Task prompt: Determine which lines of the records include the word "preview", and copy them.

Records for this exercise:
··········

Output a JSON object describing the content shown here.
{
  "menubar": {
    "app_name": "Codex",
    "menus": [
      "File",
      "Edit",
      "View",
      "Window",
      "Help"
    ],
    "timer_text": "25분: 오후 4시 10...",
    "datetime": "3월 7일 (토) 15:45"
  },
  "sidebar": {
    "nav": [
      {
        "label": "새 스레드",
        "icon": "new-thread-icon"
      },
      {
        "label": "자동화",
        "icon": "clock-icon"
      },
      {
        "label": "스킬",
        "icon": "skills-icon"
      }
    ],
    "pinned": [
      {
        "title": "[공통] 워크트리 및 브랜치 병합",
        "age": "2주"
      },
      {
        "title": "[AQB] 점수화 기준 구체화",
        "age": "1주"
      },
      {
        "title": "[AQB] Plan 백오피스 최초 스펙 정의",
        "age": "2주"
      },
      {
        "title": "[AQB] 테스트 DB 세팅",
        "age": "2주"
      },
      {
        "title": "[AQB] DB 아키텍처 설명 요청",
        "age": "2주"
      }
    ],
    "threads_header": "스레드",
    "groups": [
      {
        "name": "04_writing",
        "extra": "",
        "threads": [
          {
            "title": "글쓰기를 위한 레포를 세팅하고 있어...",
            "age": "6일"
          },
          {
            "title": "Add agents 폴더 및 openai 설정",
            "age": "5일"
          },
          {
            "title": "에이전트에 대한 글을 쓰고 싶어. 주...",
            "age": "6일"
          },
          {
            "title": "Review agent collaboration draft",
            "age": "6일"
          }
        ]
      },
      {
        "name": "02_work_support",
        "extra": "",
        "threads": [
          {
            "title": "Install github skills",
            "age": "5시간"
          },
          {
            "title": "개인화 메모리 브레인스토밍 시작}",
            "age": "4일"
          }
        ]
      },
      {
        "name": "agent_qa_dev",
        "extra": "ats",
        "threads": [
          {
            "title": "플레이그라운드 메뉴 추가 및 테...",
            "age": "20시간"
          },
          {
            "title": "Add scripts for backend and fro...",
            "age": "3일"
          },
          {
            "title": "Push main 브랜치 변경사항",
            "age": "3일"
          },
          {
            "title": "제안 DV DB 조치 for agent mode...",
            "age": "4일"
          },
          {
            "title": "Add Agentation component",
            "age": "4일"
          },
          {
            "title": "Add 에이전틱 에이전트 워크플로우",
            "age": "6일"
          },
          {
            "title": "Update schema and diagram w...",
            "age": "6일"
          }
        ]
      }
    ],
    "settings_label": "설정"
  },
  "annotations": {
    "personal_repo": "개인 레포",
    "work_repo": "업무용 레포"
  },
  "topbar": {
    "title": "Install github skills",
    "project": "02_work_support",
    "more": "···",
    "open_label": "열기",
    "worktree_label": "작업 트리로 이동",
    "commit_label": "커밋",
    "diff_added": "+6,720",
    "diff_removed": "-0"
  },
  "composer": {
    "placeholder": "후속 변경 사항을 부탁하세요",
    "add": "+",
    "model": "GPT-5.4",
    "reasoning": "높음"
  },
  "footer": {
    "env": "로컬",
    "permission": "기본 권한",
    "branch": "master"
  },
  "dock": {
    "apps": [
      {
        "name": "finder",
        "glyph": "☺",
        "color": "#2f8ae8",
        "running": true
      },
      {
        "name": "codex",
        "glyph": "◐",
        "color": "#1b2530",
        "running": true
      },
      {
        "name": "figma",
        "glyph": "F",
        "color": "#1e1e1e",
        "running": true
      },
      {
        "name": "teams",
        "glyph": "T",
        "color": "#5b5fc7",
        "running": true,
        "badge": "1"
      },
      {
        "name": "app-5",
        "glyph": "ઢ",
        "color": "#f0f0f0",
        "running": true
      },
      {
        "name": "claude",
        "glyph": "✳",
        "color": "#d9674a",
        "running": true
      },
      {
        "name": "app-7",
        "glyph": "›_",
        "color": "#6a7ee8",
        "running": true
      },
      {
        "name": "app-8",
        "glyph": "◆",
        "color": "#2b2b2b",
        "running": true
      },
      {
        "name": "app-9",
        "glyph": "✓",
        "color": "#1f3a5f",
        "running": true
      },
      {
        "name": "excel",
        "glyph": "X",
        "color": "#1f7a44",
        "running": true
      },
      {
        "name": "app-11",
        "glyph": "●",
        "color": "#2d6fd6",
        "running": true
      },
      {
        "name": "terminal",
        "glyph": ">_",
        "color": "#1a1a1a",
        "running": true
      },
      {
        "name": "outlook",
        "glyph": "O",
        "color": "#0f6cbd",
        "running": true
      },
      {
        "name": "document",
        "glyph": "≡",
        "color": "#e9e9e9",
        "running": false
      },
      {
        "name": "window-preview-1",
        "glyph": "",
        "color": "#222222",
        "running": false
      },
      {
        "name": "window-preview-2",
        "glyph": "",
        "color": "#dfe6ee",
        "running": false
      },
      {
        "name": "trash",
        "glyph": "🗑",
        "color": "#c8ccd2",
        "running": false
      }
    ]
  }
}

··········

Written answer:
        "name": "window-preview-1",
        "name": "window-preview-2",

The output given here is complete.